Dataset excerpts:
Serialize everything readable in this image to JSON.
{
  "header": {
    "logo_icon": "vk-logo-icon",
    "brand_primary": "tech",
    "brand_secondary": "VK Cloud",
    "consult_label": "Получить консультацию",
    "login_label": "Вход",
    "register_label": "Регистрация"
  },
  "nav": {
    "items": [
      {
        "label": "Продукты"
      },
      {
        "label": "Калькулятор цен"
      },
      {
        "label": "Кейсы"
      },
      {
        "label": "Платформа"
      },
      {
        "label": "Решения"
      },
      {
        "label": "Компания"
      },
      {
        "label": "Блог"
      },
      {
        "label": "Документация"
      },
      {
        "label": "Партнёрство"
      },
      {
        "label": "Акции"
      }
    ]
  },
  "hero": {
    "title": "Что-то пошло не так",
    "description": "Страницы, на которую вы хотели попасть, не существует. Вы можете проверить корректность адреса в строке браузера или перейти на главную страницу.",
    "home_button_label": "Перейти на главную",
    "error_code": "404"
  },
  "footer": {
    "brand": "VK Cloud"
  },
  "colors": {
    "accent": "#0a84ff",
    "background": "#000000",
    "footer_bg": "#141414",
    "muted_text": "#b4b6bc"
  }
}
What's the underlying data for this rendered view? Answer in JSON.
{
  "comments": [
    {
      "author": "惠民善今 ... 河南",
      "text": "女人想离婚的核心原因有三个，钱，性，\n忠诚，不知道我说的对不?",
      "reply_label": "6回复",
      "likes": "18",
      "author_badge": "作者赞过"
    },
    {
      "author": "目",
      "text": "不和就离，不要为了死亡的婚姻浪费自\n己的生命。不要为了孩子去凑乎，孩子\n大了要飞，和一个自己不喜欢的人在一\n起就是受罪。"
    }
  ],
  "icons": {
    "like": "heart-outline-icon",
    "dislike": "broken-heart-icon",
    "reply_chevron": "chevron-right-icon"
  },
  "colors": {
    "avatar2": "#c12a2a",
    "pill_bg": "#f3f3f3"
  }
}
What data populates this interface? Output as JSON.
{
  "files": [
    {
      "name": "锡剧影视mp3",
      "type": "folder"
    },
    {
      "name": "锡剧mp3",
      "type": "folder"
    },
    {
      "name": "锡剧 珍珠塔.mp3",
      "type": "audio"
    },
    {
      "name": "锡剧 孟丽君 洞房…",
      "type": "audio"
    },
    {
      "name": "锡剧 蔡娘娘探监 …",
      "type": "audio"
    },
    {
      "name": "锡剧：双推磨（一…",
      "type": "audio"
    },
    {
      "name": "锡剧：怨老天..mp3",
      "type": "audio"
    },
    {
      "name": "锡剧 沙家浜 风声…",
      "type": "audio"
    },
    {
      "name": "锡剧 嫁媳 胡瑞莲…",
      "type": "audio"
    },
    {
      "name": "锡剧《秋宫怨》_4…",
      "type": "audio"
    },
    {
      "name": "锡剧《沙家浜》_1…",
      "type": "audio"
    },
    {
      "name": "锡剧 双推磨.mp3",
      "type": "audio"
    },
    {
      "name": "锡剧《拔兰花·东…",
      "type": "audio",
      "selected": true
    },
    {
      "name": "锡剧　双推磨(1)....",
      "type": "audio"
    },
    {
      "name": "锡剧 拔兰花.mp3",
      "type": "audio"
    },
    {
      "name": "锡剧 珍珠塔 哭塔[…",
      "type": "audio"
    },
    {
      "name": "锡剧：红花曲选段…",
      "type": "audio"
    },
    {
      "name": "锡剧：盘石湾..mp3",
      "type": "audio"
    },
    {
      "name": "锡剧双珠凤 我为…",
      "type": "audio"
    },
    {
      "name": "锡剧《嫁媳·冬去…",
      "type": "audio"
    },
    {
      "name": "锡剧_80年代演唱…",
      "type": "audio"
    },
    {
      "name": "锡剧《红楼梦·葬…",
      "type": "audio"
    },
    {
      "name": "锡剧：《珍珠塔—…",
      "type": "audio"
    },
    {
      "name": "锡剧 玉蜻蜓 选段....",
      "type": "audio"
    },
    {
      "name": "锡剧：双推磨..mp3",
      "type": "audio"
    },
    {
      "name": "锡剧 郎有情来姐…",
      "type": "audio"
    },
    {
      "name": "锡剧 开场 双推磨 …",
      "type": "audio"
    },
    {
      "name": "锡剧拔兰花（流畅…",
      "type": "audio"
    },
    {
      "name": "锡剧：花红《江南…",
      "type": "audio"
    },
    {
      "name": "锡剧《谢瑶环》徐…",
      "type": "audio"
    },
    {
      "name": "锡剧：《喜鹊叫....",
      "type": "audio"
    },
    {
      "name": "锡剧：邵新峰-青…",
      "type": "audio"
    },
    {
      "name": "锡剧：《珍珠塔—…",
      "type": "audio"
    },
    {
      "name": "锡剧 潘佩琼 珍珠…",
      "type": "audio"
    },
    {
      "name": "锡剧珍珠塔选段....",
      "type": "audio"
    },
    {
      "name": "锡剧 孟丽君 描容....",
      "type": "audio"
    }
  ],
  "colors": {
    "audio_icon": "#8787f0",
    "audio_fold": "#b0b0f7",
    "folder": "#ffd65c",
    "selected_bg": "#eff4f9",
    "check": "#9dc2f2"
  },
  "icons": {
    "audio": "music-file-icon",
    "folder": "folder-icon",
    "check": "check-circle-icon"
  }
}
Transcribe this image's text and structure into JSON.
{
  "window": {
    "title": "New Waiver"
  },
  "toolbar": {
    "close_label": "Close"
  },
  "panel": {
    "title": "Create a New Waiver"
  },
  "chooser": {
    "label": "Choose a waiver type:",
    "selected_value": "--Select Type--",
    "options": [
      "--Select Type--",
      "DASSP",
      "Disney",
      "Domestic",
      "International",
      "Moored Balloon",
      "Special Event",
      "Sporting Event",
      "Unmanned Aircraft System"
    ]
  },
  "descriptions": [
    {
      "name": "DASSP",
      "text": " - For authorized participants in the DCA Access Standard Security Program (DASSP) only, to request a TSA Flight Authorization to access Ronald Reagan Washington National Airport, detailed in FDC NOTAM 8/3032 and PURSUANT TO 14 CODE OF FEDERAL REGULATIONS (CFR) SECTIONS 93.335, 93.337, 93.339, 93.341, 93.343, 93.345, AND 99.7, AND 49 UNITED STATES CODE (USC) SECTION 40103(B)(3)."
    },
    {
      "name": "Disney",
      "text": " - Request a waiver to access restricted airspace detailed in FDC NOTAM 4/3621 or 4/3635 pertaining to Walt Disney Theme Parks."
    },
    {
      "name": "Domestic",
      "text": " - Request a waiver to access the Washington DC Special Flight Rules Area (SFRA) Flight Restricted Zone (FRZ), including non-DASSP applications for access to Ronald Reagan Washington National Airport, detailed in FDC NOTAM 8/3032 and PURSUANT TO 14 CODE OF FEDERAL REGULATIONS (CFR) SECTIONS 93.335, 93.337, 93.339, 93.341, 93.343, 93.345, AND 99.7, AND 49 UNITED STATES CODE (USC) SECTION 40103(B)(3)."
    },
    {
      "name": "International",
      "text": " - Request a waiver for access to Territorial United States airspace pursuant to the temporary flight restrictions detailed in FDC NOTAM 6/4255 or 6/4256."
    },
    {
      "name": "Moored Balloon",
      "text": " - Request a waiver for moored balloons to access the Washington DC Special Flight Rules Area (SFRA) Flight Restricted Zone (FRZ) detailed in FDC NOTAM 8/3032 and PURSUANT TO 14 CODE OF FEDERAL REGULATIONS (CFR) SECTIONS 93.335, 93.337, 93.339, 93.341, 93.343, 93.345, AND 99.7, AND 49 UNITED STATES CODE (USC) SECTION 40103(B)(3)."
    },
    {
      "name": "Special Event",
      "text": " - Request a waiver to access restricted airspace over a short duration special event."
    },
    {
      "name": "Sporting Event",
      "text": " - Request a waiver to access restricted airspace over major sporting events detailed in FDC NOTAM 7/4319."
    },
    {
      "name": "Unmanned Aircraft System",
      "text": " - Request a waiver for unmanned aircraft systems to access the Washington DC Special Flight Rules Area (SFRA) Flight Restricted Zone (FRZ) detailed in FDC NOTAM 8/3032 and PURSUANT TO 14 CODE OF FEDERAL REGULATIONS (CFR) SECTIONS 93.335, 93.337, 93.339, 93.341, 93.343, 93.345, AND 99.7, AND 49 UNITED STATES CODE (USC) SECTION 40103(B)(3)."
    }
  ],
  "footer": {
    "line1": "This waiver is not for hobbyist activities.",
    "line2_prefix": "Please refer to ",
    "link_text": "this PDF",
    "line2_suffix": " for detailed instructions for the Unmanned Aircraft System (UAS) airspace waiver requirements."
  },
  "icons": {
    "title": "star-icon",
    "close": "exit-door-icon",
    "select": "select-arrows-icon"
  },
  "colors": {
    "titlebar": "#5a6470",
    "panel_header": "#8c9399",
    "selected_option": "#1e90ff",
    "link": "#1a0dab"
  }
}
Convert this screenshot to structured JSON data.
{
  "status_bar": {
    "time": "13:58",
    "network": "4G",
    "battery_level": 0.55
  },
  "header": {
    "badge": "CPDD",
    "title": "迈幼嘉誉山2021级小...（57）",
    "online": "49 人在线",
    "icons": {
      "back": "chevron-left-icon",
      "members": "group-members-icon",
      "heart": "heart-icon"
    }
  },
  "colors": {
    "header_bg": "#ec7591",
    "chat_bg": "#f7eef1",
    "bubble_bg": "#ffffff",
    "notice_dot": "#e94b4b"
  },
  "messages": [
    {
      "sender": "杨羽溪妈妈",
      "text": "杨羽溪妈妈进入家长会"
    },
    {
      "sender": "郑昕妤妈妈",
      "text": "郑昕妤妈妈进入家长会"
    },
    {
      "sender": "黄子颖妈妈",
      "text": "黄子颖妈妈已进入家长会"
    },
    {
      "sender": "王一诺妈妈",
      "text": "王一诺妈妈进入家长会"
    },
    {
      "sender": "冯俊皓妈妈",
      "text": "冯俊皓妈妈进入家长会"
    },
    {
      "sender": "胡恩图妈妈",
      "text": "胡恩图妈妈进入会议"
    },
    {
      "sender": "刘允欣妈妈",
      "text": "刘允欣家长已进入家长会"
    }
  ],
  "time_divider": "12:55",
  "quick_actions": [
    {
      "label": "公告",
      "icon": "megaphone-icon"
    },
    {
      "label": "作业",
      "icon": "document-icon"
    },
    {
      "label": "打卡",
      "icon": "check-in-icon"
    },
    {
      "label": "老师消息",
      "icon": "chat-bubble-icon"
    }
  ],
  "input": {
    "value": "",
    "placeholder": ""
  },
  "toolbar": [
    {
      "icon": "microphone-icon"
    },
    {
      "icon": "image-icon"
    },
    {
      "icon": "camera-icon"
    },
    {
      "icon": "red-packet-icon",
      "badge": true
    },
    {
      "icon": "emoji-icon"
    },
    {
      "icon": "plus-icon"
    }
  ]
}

REQUIRED WORK: Every line of the listing that holds "International" should be found and copied.

EXERCISE ANSWER:
      "International",
      "name": "International",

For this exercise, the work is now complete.